§ **WORKING DATA**:
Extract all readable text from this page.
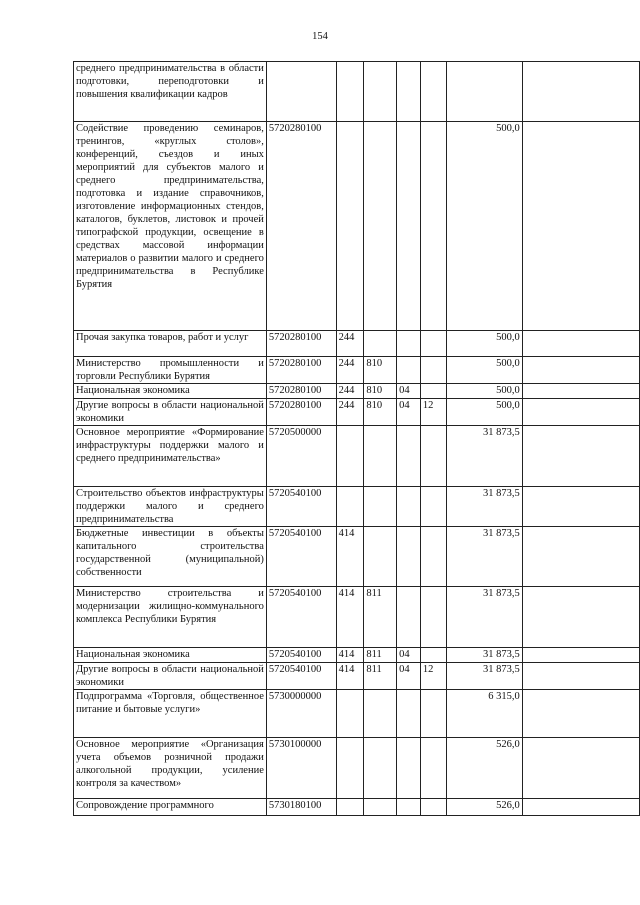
154
среднего предпринимательства в области подготовки, переподготовки и повышения квалификации кадров							
Содействие проведению семинаров, тренингов, «круглых столов», конференций, съездов и иных мероприятий для субъектов малого и среднего предпринимательства, подготовка и издание справочников, изготовление информационных стендов, каталогов, буклетов, листовок и прочей типографской продукции, освещение в средствах массовой информации материалов о развитии малого и среднего предпринимательства в Республике Бурятия	5720280100					500,0	
Прочая закупка товаров, работ и услуг	5720280100	244				500,0	
Министерство промышленности и торговли Республики Бурятия	5720280100	244	810			500,0	
Национальная экономика	5720280100	244	810	04		500,0	
Другие вопросы в области национальной экономики	5720280100	244	810	04	12	500,0	
Основное мероприятие «Формирование инфраструктуры поддержки малого и среднего предпринимательства»	5720500000					31 873,5	
Строительство объектов инфраструктуры поддержки малого и среднего предпринимательства	5720540100					31 873,5	
Бюджетные инвестиции в объекты капитального строительства государственной (муниципальной) собственности	5720540100	414				31 873,5	
Министерство строительства и модернизации жилищно-коммунального комплекса Республики Бурятия	5720540100	414	811			31 873,5	
Национальная экономика	5720540100	414	811	04		31 873,5	
Другие вопросы в области национальной экономики	5720540100	414	811	04	12	31 873,5	
Подпрограмма «Торговля, общественное питание и бытовые услуги»	5730000000					6 315,0	
Основное мероприятие «Организация учета объемов розничной продажи алкогольной продукции, усиление контроля за качеством»	5730100000					526,0	
Сопровождение программного	5730180100					526,0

§ **SHORT TASK**: Among the records above, find each line holding the string "малого" and pull it out.

§ **COMPLETED TASK**:
Содействие проведению семинаров, тренингов, «круглых столов», конференций, съездов и иных мероприятий для субъектов малого и среднего предпринимательства, подготовка и издание справочников, изготовление информационных стендов, каталогов, буклетов, листовок и прочей типографской продукции, освещение в средствах массовой информации материалов о развитии малого и среднего предпринимательства в Республике Бурятия	5720280100					500,0	
Основное мероприятие «Формирование инфраструктуры поддержки малого и среднего предпринимательства»	5720500000					31 873,5	
Строительство объектов инфраструктуры поддержки малого и среднего предпринимательства	5720540100					31 873,5	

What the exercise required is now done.